**Required task:**
Check the listing below line by line and report how many lines hold "aktivieren", with no other words.

*** Information given ***

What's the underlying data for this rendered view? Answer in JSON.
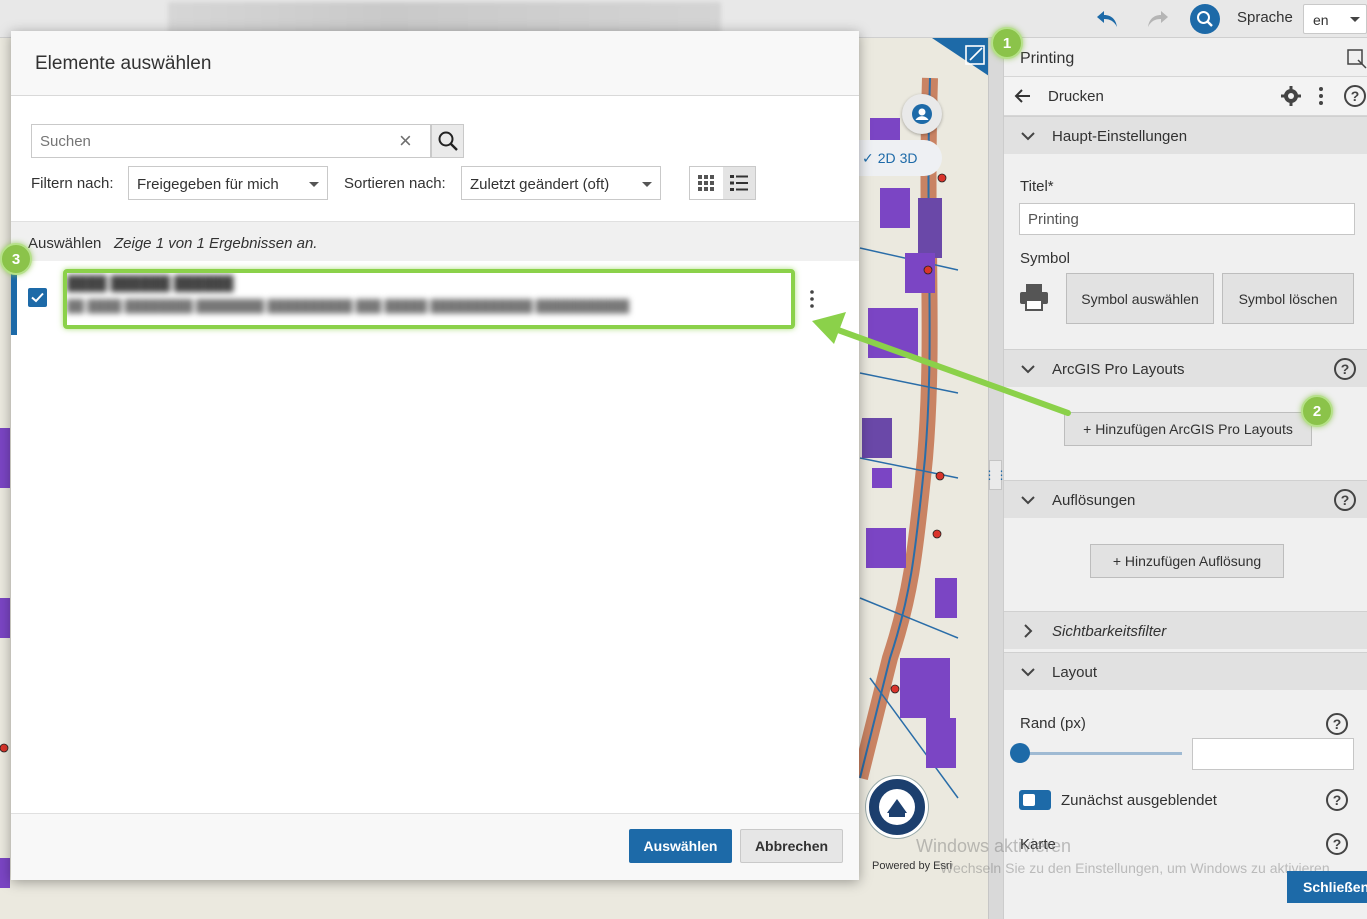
{
  "topbar": {
    "undo_icon": "undo-icon",
    "redo_icon": "redo-icon",
    "search_icon": "search-icon",
    "language_label": "Sprache",
    "language_value": "en"
  },
  "modal": {
    "title": "Elemente auswählen",
    "search": {
      "placeholder": "Suchen"
    },
    "filter": {
      "label": "Filtern nach:",
      "value": "Freigegeben für mich"
    },
    "sort": {
      "label": "Sortieren nach:",
      "value": "Zuletzt geändert (oft)"
    },
    "results": {
      "label": "Auswählen",
      "count_text": "Zeige 1 von 1 Ergebnissen an."
    },
    "select_button": "Auswählen",
    "cancel_button": "Abbrechen"
  },
  "map": {
    "toggle_2d": "2D",
    "toggle_3d": "3D",
    "powered_by": "Powered by Esri"
  },
  "panel": {
    "title": "Printing",
    "subheader": "Drucken",
    "main_settings": {
      "header": "Haupt-Einstellungen",
      "title_label": "Titel*",
      "title_value": "Printing",
      "symbol_label": "Symbol",
      "symbol_select": "Symbol auswählen",
      "symbol_delete": "Symbol löschen"
    },
    "layouts": {
      "header": "ArcGIS Pro Layouts",
      "add_button": "+ Hinzufügen ArcGIS Pro Layouts"
    },
    "resolutions": {
      "header": "Auflösungen",
      "add_button": "+ Hinzufügen Auflösung"
    },
    "visibility": {
      "header": "Sichtbarkeitsfilter"
    },
    "layout": {
      "header": "Layout",
      "margin_label": "Rand (px)",
      "margin_value": "",
      "margin_slider_fraction": 0,
      "hidden_label": "Zunächst ausgeblendet",
      "hidden_on": true,
      "map_label": "Karte"
    },
    "close_button": "Schließen"
  },
  "watermark": {
    "line1": "Windows aktivieren",
    "line2": "Wechseln Sie zu den Einstellungen, um Windows zu aktivieren."
  },
  "annotations": [
    "1",
    "2",
    "3"
  ],
  "colors": {
    "accent": "#1d6aa8",
    "annotation": "#8bc34a"
  }
}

***

**Correct answer:**
2